WHAT YOU WILL DO: Consider the data that follows and state how many lines contain the string "układzie", using the number alone.

RECORDS TO USE:
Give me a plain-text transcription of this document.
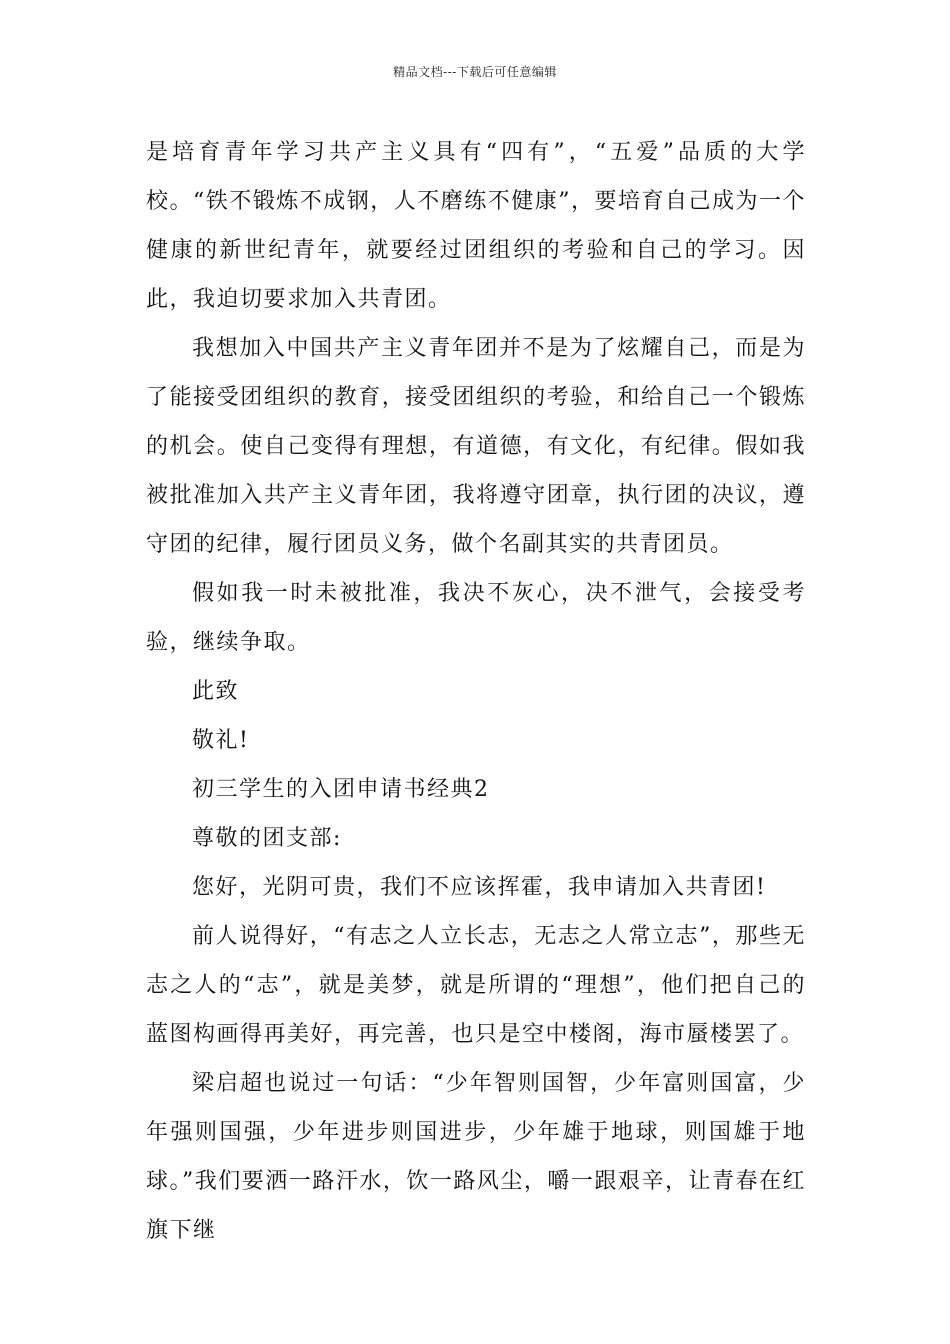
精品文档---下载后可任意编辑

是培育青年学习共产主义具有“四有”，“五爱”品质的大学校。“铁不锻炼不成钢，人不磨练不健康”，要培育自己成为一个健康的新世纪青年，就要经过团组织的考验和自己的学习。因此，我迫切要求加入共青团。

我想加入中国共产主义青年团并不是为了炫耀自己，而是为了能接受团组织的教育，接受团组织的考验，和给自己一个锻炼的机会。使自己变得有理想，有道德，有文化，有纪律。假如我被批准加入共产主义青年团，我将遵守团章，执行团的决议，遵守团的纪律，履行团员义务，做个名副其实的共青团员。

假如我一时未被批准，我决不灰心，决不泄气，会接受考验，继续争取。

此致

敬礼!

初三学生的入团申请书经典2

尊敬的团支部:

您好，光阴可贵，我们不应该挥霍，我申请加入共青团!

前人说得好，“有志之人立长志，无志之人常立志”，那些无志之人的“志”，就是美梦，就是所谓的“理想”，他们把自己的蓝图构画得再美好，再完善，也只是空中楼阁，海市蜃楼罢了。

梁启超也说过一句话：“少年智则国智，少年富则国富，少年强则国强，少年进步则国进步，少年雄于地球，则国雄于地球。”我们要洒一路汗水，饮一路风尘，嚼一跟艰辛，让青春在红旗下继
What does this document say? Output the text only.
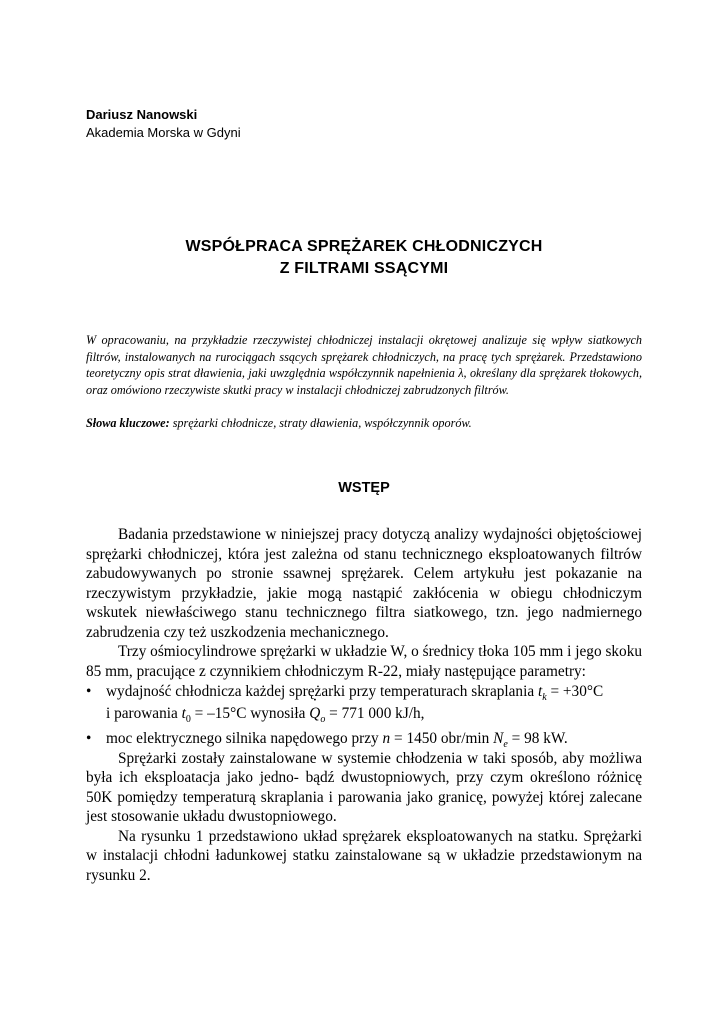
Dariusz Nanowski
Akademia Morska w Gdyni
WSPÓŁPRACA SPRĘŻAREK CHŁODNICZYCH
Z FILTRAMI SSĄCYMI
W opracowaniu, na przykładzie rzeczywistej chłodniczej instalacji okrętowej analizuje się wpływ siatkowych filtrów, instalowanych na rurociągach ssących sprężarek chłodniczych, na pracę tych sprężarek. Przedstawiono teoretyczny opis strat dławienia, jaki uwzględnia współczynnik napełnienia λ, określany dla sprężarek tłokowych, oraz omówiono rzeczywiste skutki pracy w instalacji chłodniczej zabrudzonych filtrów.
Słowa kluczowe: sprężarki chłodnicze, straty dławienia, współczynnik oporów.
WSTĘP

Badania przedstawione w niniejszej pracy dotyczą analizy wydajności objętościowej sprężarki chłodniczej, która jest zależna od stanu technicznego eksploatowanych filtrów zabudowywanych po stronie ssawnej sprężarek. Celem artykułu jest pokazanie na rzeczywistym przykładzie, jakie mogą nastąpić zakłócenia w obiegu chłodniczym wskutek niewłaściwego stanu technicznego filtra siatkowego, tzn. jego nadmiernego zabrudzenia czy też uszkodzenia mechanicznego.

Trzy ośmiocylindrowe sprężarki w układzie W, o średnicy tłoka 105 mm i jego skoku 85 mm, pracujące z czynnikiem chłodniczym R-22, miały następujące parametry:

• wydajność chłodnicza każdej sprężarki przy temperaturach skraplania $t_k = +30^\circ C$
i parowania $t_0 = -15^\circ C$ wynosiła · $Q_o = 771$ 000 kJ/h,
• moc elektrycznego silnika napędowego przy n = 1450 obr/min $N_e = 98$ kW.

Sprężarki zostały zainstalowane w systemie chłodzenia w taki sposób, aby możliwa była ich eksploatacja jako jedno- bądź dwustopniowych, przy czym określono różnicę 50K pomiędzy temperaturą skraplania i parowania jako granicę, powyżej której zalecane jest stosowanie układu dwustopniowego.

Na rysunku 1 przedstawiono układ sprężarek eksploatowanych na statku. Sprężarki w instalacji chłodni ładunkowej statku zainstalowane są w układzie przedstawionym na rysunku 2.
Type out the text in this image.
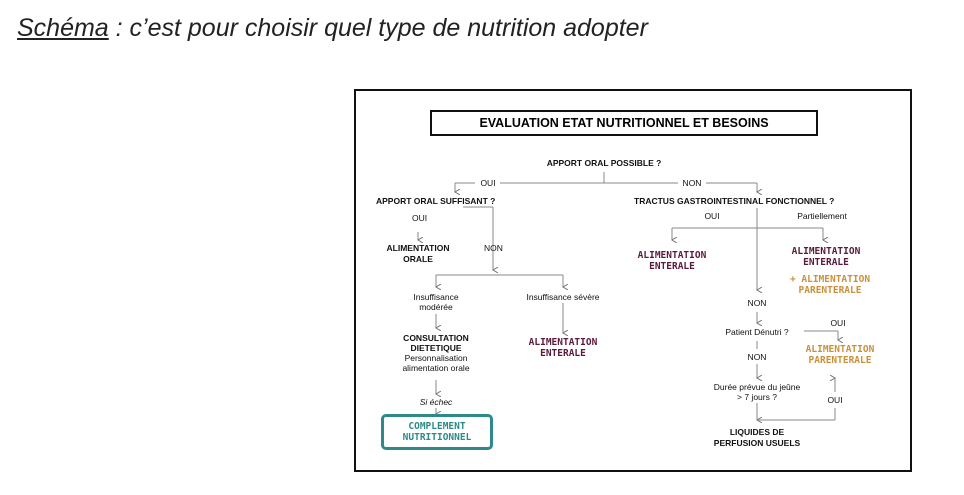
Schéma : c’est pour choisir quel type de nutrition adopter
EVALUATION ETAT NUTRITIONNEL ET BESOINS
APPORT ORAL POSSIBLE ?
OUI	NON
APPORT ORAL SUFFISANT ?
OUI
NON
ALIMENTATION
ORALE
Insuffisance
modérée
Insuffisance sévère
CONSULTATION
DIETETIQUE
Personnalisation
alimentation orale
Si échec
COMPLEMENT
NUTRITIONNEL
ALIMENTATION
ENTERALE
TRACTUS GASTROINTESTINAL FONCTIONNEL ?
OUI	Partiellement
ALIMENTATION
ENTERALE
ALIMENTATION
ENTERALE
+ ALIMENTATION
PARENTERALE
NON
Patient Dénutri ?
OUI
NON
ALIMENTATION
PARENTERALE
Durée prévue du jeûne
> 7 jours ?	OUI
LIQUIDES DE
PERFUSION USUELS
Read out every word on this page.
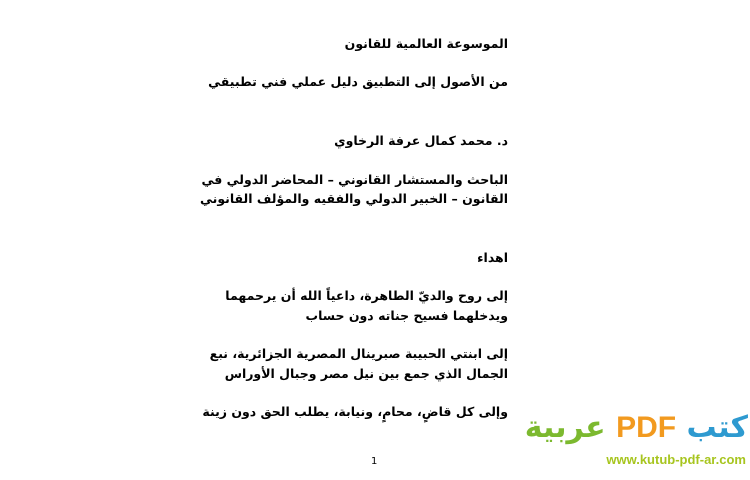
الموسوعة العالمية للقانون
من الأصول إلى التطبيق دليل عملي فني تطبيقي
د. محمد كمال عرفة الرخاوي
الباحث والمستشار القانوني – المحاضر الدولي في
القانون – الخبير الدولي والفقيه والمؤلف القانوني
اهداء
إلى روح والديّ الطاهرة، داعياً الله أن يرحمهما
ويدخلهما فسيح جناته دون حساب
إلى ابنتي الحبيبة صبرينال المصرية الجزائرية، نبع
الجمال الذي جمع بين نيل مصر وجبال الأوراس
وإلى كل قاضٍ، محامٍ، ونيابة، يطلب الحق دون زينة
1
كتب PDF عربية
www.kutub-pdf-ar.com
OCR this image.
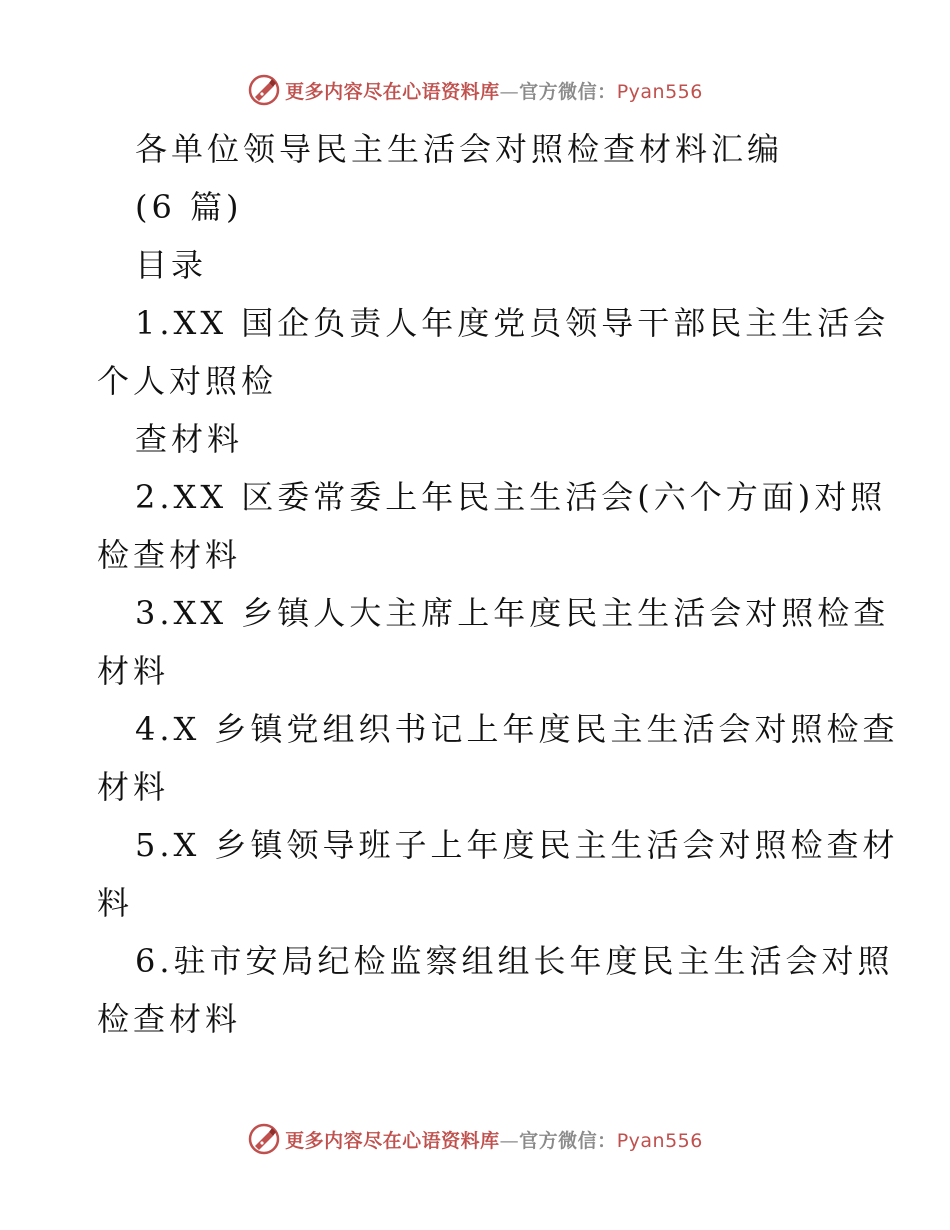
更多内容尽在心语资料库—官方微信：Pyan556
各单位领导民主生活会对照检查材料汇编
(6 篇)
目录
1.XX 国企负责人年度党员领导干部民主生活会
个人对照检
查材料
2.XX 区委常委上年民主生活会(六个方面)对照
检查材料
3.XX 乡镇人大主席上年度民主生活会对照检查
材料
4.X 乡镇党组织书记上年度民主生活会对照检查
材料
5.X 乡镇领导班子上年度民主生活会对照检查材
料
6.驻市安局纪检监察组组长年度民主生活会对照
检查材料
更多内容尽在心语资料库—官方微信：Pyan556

TASK OUTPUT: 2